╭─ RECORDS FOR THIS TASK

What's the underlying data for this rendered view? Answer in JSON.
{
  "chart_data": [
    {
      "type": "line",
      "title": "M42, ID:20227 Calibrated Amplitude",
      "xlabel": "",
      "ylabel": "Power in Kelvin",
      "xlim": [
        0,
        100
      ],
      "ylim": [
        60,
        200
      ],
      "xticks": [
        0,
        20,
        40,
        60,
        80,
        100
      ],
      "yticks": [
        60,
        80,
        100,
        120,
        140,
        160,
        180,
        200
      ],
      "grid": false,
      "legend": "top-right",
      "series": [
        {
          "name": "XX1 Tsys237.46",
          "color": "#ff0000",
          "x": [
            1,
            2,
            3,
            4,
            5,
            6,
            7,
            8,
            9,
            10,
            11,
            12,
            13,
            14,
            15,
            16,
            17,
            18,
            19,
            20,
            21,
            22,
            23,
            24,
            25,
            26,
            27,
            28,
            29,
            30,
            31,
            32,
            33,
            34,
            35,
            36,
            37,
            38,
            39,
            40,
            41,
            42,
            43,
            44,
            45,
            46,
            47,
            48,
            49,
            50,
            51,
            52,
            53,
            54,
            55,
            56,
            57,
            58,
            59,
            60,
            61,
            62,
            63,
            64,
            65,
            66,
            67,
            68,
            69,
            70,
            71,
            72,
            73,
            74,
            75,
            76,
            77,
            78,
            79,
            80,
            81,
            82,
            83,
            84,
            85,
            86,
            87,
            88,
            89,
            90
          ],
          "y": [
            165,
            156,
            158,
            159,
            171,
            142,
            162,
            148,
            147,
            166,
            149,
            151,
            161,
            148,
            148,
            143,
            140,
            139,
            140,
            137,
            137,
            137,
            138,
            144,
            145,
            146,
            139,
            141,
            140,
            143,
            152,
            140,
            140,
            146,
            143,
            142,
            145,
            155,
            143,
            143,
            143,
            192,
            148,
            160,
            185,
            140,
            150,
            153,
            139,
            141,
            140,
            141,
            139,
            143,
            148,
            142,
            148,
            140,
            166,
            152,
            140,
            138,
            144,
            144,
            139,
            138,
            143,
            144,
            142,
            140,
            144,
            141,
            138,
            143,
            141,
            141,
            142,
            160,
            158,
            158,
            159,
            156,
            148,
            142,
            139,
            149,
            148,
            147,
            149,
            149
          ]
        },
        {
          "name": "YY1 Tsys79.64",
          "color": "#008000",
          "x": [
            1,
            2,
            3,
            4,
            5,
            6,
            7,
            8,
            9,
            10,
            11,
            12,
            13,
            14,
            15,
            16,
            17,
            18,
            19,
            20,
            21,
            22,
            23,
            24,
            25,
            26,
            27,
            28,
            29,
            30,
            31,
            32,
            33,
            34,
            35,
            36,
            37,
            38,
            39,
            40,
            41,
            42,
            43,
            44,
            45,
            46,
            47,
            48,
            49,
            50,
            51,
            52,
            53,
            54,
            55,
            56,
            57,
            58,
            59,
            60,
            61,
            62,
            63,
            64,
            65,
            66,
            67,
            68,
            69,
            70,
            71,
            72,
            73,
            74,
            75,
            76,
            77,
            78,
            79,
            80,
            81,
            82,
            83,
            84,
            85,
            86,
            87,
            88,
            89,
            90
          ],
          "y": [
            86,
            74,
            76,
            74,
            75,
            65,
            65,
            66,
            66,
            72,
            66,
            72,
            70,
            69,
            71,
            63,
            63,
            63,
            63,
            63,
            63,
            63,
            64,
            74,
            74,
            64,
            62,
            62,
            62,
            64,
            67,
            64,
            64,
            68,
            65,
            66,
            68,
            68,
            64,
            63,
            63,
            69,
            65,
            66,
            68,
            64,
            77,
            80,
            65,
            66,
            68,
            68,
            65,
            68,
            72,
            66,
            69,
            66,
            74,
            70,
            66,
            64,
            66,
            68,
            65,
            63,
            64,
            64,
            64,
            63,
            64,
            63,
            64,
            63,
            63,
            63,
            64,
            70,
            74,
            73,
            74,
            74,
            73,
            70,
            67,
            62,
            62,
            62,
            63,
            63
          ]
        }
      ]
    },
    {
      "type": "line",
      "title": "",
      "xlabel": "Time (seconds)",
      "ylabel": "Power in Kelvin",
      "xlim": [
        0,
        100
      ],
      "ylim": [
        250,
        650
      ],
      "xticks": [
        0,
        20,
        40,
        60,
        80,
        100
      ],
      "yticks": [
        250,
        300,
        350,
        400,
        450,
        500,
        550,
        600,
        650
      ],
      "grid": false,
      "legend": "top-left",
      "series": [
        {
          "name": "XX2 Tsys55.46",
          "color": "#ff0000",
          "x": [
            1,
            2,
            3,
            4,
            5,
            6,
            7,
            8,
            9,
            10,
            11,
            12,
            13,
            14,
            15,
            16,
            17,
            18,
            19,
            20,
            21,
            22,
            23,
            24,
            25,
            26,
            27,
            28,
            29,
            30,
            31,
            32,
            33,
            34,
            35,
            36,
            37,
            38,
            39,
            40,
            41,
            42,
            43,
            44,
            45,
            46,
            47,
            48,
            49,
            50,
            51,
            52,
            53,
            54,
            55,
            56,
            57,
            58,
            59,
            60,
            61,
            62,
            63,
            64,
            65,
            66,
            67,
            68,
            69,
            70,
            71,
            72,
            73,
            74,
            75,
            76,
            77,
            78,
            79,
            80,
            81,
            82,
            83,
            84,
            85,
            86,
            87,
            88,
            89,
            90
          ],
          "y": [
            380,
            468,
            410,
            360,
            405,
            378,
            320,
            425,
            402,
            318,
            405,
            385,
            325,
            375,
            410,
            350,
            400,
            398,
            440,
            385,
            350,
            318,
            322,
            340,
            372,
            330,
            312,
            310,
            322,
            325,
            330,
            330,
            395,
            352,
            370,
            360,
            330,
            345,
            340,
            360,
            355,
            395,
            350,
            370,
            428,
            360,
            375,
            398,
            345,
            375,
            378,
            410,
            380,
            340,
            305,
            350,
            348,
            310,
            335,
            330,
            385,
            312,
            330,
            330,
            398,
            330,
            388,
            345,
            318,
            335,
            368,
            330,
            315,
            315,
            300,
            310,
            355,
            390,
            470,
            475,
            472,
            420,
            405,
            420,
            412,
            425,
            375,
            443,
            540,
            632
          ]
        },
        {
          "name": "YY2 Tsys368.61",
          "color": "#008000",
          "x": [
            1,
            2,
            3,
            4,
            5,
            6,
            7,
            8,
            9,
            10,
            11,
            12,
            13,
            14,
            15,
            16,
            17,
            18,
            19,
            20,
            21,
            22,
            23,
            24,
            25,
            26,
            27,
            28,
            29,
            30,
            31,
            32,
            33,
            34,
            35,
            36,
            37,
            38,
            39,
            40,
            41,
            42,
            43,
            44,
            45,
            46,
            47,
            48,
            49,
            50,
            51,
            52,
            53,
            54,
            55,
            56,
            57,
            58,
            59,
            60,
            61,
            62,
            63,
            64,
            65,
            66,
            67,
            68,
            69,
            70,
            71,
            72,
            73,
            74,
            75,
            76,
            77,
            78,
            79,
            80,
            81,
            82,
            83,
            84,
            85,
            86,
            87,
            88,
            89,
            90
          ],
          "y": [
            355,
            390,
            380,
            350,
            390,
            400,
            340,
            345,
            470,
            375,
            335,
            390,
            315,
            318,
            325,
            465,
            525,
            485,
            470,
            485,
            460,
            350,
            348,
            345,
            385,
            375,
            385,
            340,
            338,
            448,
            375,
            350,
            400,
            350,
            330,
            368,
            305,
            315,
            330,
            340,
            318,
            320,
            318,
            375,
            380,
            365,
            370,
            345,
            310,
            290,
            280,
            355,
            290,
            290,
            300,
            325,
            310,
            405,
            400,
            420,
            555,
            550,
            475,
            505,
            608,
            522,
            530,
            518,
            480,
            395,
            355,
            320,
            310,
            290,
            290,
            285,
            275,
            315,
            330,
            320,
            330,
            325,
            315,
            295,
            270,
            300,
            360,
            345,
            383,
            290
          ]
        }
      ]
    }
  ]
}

╰─

● **TASK REQUIREMENTS**
From the listing above, copy every line that includes the word "title".

● **ANSWER TO THE EXERCISE**
      "title": "M42, ID:20227 Calibrated Amplitude",
      "title": "",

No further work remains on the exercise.